→ Problem statement: In the listing that follows, count each line where the word "document" appears; write nothing but the count.

# Dataset start

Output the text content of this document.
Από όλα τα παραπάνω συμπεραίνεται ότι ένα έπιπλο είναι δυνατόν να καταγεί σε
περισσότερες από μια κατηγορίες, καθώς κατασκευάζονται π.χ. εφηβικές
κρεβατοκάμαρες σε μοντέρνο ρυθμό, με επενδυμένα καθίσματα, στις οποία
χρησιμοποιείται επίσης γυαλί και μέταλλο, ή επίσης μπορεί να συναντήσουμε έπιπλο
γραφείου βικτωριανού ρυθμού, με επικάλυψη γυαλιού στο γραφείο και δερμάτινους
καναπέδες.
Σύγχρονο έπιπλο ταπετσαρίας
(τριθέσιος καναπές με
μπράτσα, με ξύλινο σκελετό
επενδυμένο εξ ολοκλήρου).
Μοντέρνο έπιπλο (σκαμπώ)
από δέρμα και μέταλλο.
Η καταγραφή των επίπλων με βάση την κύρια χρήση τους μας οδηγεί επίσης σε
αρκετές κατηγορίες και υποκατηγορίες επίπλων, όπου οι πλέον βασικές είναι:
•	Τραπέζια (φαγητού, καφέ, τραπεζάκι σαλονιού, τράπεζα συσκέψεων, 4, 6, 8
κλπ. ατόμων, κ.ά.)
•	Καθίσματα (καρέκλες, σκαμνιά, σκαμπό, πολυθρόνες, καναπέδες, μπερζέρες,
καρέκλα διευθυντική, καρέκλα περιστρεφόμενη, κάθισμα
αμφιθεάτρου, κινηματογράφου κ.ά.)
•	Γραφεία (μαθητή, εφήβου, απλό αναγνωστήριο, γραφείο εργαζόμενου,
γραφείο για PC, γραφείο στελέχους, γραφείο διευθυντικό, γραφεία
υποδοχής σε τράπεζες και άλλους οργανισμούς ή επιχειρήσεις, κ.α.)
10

# Dataset end
# Dataset start

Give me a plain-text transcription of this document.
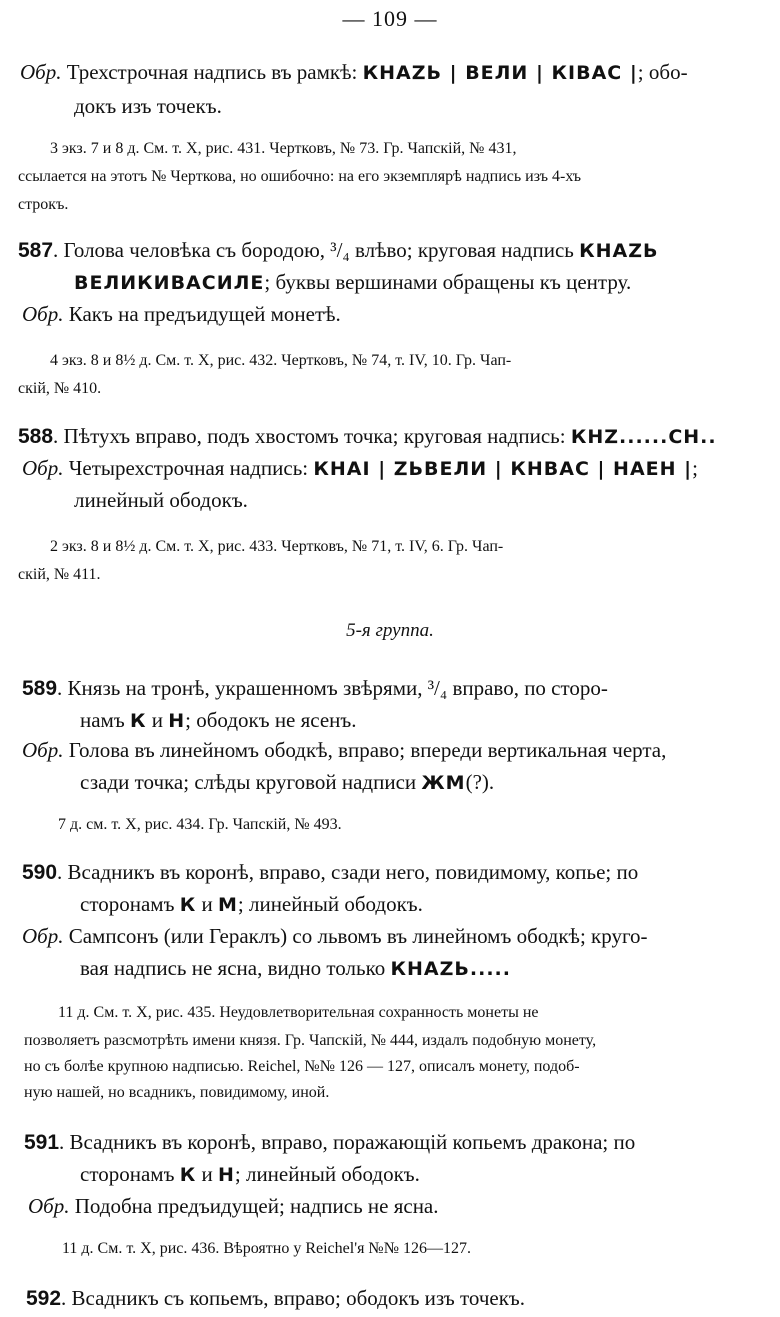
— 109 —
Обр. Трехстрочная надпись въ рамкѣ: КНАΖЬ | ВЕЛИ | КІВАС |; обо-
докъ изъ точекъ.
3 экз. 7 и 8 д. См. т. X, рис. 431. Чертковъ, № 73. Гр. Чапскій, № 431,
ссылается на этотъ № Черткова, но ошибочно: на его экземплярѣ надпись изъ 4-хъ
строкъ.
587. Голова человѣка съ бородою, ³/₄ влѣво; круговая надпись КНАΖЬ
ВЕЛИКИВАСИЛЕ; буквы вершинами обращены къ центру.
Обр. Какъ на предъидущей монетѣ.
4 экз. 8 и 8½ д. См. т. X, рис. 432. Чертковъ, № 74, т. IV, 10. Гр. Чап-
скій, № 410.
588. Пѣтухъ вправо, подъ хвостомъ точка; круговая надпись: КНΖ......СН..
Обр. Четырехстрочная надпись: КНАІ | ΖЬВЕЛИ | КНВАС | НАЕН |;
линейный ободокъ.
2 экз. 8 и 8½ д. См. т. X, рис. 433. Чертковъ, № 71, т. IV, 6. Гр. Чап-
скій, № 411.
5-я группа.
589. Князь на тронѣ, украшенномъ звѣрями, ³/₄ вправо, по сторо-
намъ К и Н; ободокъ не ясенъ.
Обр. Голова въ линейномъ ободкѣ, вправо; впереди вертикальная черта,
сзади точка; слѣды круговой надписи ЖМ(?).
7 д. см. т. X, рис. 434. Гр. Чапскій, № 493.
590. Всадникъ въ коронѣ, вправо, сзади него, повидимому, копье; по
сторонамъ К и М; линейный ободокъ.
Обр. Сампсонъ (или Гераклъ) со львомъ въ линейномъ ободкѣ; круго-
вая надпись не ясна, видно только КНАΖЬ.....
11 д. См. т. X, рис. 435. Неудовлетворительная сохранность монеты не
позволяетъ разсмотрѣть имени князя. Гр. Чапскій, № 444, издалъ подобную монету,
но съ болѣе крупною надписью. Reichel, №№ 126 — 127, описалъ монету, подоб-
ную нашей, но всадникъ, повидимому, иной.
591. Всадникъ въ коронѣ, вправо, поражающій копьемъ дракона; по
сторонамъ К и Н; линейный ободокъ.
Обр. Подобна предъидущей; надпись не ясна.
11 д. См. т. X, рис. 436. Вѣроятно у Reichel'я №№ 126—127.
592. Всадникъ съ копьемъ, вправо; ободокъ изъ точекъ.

# Dataset end

→ Solution for this task: 2